Short problem: Type out the material below exactly.

A run of records
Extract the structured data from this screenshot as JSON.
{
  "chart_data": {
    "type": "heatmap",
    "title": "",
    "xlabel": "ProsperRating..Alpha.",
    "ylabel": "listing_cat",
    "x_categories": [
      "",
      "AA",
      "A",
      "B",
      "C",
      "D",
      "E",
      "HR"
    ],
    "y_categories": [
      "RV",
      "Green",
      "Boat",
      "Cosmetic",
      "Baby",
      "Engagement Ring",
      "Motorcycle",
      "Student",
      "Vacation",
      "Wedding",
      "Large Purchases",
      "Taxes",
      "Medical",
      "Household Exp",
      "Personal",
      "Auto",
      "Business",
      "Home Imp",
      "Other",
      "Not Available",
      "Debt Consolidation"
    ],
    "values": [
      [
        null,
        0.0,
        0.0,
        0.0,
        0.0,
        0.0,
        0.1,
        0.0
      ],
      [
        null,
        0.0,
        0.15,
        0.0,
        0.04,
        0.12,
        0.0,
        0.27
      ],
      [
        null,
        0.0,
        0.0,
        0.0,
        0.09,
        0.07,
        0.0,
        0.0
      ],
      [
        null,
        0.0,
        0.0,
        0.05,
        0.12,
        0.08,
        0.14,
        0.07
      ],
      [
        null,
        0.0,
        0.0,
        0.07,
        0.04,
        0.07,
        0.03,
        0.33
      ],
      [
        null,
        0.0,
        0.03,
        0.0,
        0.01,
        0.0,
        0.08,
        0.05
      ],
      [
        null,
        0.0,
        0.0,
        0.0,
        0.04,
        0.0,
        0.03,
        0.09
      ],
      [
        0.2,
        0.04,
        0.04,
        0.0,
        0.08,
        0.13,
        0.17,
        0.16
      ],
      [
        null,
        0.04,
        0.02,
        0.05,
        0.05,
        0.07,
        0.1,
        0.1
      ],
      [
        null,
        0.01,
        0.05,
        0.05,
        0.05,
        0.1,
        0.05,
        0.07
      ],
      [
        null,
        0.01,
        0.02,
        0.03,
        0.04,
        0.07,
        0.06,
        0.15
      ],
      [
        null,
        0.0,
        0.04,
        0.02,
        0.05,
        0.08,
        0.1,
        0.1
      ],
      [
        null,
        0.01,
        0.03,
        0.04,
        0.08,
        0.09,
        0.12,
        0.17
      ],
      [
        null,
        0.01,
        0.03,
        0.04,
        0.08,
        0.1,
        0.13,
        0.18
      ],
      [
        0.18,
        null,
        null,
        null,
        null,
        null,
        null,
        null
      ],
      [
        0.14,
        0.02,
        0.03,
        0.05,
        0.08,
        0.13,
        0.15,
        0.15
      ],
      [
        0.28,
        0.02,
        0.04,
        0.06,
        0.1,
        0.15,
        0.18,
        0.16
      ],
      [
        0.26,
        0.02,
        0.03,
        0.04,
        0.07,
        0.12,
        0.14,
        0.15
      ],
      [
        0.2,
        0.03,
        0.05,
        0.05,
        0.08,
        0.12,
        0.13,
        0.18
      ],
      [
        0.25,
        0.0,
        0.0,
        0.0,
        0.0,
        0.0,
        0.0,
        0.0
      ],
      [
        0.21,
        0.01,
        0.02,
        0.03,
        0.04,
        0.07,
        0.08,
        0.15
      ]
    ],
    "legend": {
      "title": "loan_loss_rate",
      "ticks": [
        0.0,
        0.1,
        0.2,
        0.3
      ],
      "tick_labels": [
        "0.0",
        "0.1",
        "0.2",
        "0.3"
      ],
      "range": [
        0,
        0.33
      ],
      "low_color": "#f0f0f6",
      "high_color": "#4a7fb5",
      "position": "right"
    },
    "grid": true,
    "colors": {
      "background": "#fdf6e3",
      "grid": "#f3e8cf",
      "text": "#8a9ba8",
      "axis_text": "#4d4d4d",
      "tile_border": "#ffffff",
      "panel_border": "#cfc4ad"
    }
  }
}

Solution to the problem:
Extract the structured data from this screenshot as JSON.
{
  "chart_data": {
    "type": "heatmap",
    "title": "",
    "xlabel": "ProsperRating..Alpha.",
    "ylabel": "listing_cat",
    "x_categories": [
      "",
      "AA",
      "A",
      "B",
      "C",
      "D",
      "E",
      "HR"
    ],
    "y_categories": [
      "RV",
      "Green",
      "Boat",
      "Cosmetic",
      "Baby",
      "Engagement Ring",
      "Motorcycle",
      "Student",
      "Vacation",
      "Wedding",
      "Large Purchases",
      "Taxes",
      "Medical",
      "Household Exp",
      "Personal",
      "Auto",
      "Business",
      "Home Imp",
      "Other",
      "Not Available",
      "Debt Consolidation"
    ],
    "values": [
      [
        null,
        0.0,
        0.0,
        0.0,
        0.0,
        0.0,
        0.1,
        0.0
      ],
      [
        null,
        0.0,
        0.15,
        0.0,
        0.04,
        0.12,
        0.0,
        0.27
      ],
      [
        null,
        0.0,
        0.0,
        0.0,
        0.09,
        0.07,
        0.0,
        0.0
      ],
      [
        null,
        0.0,
        0.0,
        0.05,
        0.12,
        0.08,
        0.14,
        0.07
      ],
      [
        null,
        0.0,
        0.0,
        0.07,
        0.04,
        0.07,
        0.03,
        0.33
      ],
      [
        null,
        0.0,
        0.03,
        0.0,
        0.01,
        0.0,
        0.08,
        0.05
      ],
      [
        null,
        0.0,
        0.0,
        0.0,
        0.04,
        0.0,
        0.03,
        0.09
      ],
      [
        0.2,
        0.04,
        0.04,
        0.0,
        0.08,
        0.13,
        0.17,
        0.16
      ],
      [
        null,
        0.04,
        0.02,
        0.05,
        0.05,
        0.07,
        0.1,
        0.1
      ],
      [
        null,
        0.01,
        0.05,
        0.05,
        0.05,
        0.1,
        0.05,
        0.07
      ],
      [
        null,
        0.01,
        0.02,
        0.03,
        0.04,
        0.07,
        0.06,
        0.15
      ],
      [
        null,
        0.0,
        0.04,
        0.02,
        0.05,
        0.08,
        0.1,
        0.1
      ],
      [
        null,
        0.01,
        0.03,
        0.04,
        0.08,
        0.09,
        0.12,
        0.17
      ],
      [
        null,
        0.01,
        0.03,
        0.04,
        0.08,
        0.1,
        0.13,
        0.18
      ],
      [
        0.18,
        null,
        null,
        null,
        null,
        null,
        null,
        null
      ],
      [
        0.14,
        0.02,
        0.03,
        0.05,
        0.08,
        0.13,
        0.15,
        0.15
      ],
      [
        0.28,
        0.02,
        0.04,
        0.06,
        0.1,
        0.15,
        0.18,
        0.16
      ],
      [
        0.26,
        0.02,
        0.03,
        0.04,
        0.07,
        0.12,
        0.14,
        0.15
      ],
      [
        0.2,
        0.03,
        0.05,
        0.05,
        0.08,
        0.12,
        0.13,
        0.18
      ],
      [
        0.25,
        0.0,
        0.0,
        0.0,
        0.0,
        0.0,
        0.0,
        0.0
      ],
      [
        0.21,
        0.01,
        0.02,
        0.03,
        0.04,
        0.07,
        0.08,
        0.15
      ]
    ],
    "legend": {
      "title": "loan_loss_rate",
      "ticks": [
        0.0,
        0.1,
        0.2,
        0.3
      ],
      "tick_labels": [
        "0.0",
        "0.1",
        "0.2",
        "0.3"
      ],
      "range": [
        0,
        0.33
      ],
      "low_color": "#f0f0f6",
      "high_color": "#4a7fb5",
      "position": "right"
    },
    "grid": true,
    "colors": {
      "background": "#fdf6e3",
      "grid": "#f3e8cf",
      "text": "#8a9ba8",
      "axis_text": "#4d4d4d",
      "tile_border": "#ffffff",
      "panel_border": "#cfc4ad"
    }
  }
}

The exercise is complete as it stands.